What is required: Wherever "haklardan" appears in a line, copy that line.

-- Start of Records shown --

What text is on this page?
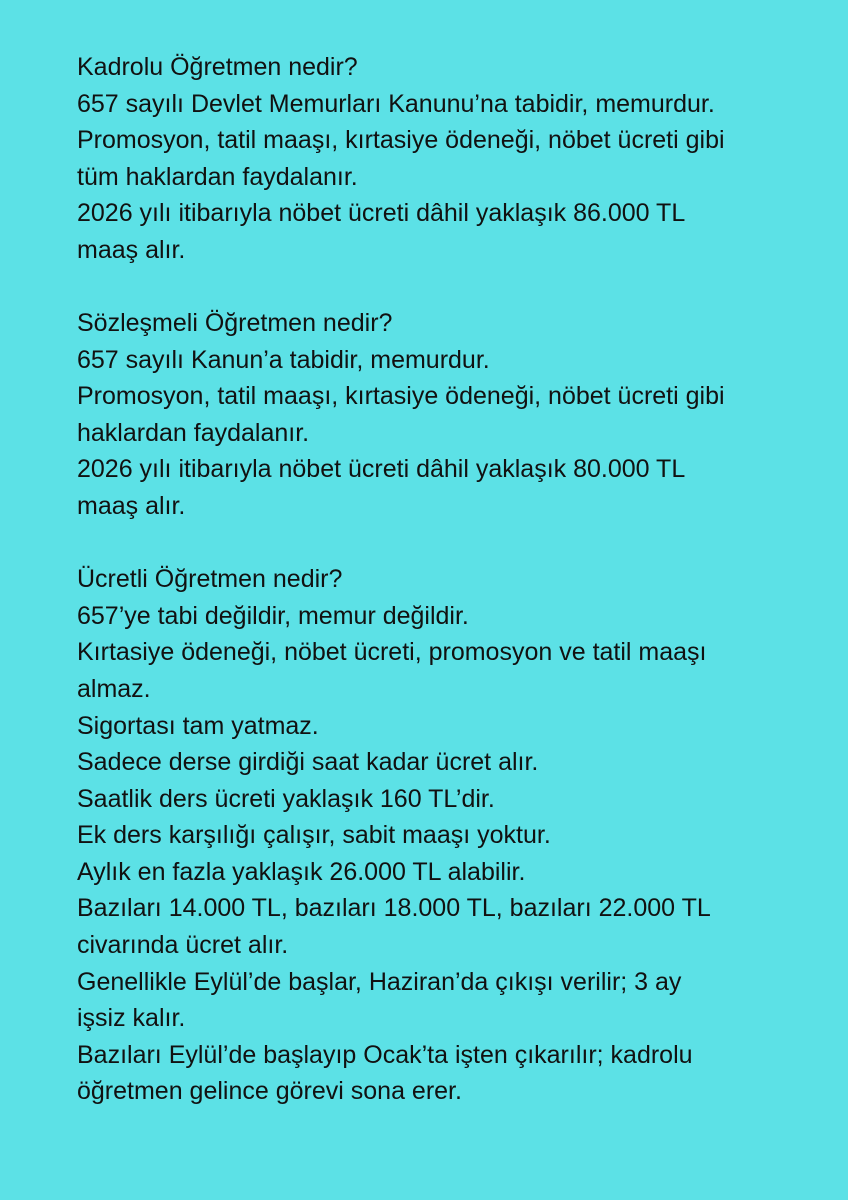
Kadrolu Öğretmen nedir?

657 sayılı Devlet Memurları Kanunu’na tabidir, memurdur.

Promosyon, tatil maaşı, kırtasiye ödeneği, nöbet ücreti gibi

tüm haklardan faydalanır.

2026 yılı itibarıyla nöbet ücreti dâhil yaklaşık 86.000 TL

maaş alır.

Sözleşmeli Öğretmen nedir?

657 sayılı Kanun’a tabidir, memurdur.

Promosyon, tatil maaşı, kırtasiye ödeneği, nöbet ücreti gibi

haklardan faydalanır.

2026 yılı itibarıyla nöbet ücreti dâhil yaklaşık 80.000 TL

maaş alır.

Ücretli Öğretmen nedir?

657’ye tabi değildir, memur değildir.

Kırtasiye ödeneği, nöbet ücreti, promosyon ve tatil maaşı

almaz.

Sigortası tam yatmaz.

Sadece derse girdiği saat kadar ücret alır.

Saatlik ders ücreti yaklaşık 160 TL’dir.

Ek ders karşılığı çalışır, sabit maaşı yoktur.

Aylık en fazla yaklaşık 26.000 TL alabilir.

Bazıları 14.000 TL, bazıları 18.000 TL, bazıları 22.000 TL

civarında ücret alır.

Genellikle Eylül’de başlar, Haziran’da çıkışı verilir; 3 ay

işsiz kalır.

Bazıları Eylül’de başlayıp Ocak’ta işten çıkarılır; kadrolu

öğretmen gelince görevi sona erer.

-- End of Records shown --

The result:
tüm haklardan faydalanır.
haklardan faydalanır.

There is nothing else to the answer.